INPUT ROWS:
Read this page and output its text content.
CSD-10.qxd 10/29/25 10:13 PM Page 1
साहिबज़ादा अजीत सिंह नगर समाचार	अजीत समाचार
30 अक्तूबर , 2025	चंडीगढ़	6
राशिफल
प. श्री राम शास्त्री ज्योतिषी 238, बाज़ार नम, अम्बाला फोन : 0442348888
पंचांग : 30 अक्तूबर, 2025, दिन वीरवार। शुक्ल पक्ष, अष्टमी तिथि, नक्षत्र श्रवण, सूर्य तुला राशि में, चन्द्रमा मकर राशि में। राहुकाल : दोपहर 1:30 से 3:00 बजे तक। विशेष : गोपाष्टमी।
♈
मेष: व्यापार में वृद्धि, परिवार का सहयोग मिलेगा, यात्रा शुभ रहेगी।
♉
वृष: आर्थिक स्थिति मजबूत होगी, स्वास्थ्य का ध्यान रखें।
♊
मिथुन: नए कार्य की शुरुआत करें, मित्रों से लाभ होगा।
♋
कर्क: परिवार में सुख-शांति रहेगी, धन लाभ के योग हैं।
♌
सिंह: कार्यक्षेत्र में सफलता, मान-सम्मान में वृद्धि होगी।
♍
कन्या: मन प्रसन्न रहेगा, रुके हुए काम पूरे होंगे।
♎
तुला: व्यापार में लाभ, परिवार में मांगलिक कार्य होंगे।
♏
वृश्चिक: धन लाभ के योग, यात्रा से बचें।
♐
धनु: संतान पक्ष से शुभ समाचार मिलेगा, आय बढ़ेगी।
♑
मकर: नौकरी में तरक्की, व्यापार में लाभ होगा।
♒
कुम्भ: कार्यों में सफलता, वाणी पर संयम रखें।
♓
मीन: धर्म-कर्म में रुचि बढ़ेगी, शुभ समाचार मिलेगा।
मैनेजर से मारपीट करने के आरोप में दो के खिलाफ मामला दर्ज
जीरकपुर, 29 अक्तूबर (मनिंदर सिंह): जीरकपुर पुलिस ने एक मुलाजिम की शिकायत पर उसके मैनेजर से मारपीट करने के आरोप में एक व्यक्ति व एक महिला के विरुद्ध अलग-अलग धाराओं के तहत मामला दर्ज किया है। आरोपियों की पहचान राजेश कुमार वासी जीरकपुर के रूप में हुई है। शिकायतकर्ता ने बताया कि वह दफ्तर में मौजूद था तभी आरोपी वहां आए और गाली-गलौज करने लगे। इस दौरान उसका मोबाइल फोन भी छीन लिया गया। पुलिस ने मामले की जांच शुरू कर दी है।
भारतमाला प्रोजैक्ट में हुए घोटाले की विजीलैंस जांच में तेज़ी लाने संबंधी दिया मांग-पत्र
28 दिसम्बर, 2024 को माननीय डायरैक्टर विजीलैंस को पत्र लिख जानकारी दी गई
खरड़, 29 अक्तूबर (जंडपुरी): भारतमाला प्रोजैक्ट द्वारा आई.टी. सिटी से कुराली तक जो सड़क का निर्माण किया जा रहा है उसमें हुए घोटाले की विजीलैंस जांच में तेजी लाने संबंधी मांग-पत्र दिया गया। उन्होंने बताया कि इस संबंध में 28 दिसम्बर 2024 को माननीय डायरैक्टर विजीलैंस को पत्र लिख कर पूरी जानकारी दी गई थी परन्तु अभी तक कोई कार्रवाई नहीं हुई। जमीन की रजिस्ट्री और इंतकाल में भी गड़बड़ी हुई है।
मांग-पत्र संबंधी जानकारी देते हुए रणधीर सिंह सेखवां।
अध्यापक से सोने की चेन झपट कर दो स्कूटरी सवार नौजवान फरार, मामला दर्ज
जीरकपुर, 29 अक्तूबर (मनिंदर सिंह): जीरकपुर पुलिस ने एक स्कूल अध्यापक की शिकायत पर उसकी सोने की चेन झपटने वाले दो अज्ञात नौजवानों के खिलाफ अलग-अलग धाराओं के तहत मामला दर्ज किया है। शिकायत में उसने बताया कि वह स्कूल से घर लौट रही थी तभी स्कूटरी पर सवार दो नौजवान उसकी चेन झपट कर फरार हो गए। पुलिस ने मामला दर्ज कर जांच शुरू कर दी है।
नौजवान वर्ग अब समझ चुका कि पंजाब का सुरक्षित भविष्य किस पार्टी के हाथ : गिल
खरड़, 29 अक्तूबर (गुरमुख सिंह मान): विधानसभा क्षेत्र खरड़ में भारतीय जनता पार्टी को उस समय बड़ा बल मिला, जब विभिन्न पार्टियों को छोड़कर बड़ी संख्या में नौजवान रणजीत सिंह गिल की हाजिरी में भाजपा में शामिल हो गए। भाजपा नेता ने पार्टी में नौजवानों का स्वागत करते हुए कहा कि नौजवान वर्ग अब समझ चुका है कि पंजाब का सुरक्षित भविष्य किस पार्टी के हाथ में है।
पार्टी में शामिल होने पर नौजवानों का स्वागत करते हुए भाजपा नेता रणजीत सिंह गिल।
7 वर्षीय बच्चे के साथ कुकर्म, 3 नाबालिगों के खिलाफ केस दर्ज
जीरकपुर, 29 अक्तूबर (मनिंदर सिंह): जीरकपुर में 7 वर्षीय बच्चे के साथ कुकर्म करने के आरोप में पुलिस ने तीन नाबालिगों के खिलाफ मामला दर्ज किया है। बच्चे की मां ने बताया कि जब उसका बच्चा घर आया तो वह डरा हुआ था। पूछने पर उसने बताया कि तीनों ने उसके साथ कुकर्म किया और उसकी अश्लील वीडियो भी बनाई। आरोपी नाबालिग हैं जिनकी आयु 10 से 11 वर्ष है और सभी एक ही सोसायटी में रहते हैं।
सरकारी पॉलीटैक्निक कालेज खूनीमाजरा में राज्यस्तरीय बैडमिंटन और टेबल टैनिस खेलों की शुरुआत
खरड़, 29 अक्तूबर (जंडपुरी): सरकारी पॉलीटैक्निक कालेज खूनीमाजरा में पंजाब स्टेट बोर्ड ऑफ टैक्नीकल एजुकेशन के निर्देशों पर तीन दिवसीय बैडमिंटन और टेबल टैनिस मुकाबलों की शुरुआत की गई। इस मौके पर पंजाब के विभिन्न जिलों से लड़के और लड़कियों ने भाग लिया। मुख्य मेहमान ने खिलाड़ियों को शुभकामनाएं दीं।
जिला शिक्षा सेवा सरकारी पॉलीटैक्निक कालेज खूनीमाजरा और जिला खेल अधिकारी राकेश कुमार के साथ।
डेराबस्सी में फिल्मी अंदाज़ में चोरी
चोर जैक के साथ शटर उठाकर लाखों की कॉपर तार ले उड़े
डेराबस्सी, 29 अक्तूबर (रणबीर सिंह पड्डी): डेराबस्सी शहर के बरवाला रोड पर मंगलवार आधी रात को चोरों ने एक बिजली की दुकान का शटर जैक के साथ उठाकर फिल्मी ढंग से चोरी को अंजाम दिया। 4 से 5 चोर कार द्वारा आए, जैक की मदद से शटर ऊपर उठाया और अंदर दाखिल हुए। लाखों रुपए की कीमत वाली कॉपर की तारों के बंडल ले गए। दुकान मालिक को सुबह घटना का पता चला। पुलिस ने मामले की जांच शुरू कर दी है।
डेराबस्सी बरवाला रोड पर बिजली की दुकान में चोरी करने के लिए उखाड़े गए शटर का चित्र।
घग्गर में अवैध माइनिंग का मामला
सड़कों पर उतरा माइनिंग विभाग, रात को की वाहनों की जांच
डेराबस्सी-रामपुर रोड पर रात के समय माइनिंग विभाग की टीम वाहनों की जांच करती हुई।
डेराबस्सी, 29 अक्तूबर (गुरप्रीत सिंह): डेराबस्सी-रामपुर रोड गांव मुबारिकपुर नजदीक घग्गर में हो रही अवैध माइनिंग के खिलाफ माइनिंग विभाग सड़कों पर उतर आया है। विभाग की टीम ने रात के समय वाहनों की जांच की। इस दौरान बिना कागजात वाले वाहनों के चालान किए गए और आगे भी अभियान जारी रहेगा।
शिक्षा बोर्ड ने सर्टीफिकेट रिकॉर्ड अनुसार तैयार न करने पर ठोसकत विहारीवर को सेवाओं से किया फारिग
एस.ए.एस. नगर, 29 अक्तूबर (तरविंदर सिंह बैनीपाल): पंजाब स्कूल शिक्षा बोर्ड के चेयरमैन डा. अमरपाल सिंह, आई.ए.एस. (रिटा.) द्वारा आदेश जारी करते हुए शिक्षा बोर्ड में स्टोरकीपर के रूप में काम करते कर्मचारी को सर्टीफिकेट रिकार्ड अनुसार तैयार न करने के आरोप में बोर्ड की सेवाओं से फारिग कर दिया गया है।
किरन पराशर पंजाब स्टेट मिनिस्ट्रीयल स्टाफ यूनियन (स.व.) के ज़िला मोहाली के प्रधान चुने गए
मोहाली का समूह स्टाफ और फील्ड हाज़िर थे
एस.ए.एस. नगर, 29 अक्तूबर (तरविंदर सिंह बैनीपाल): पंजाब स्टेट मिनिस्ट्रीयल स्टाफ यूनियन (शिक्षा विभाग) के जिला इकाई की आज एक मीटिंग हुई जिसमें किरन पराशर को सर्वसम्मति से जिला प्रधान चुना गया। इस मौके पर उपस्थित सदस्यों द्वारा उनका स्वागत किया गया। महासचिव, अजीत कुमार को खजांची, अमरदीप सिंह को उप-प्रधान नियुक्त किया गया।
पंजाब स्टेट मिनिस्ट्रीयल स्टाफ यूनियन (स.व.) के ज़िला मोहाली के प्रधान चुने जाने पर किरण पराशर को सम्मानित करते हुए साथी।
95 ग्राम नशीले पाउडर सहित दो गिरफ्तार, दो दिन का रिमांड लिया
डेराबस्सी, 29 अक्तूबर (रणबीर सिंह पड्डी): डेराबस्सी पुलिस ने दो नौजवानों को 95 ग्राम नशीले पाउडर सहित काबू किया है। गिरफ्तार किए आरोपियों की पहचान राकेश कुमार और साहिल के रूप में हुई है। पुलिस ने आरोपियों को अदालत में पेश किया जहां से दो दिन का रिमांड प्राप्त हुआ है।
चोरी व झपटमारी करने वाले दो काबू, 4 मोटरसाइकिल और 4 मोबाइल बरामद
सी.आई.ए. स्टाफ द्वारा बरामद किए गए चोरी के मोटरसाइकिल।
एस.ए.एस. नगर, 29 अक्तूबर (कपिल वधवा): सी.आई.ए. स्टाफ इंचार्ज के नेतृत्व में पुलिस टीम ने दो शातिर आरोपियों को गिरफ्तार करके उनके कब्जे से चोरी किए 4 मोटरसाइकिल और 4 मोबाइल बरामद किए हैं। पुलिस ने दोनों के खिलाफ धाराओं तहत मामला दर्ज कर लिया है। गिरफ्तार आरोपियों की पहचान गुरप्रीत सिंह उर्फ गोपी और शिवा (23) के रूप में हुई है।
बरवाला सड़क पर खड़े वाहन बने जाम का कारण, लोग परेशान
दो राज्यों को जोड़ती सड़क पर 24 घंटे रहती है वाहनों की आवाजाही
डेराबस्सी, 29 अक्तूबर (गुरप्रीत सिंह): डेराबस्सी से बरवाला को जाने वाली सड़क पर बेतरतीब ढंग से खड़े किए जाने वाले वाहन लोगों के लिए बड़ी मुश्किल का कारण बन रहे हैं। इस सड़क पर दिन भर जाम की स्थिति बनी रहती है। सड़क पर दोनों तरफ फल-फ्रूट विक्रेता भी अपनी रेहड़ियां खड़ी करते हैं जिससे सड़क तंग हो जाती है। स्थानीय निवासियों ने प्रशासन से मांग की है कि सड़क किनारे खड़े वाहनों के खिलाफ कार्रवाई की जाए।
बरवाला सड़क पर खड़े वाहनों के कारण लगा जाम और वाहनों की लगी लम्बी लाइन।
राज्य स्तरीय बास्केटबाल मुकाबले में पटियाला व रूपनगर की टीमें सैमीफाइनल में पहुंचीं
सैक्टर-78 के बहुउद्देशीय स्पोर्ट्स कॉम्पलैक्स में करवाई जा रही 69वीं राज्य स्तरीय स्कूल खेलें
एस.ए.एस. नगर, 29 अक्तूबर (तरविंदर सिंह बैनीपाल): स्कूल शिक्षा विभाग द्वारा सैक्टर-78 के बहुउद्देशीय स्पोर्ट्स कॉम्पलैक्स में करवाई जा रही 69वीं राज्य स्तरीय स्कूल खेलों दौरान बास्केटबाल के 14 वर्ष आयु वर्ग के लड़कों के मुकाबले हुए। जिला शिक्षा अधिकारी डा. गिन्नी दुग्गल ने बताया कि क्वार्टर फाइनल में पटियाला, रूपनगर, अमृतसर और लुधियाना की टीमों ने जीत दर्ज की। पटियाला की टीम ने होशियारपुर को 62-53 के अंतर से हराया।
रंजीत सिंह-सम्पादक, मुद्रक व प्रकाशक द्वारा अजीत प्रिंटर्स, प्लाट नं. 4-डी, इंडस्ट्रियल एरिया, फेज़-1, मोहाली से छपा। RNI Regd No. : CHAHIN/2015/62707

WRITTEN REQUEST: Select the lines from the entries that include the word "पनगर".

THE COMPLETED TASK:
राज्य स्तरीय बास्केटबाल मुकाबले में पटियाला व रूपनगर की टीमें सैमीफाइनल में पहुंचीं
एस.ए.एस. नगर, 29 अक्तूबर (तरविंदर सिंह बैनीपाल): स्कूल शिक्षा विभाग द्वारा सैक्टर-78 के बहुउद्देशीय स्पोर्ट्स कॉम्पलैक्स में करवाई जा रही 69वीं राज्य स्तरीय स्कूल खेलों दौरान बास्केटबाल के 14 वर्ष आयु वर्ग के लड़कों के मुकाबले हुए। जिला शिक्षा अधिकारी डा. गिन्नी दुग्गल ने बताया कि क्वार्टर फाइनल में पटियाला, रूपनगर, अमृतसर और लुधियाना की टीमों ने जीत दर्ज की। पटियाला की टीम ने होशियारपुर को 62-53 के अंतर से हराया।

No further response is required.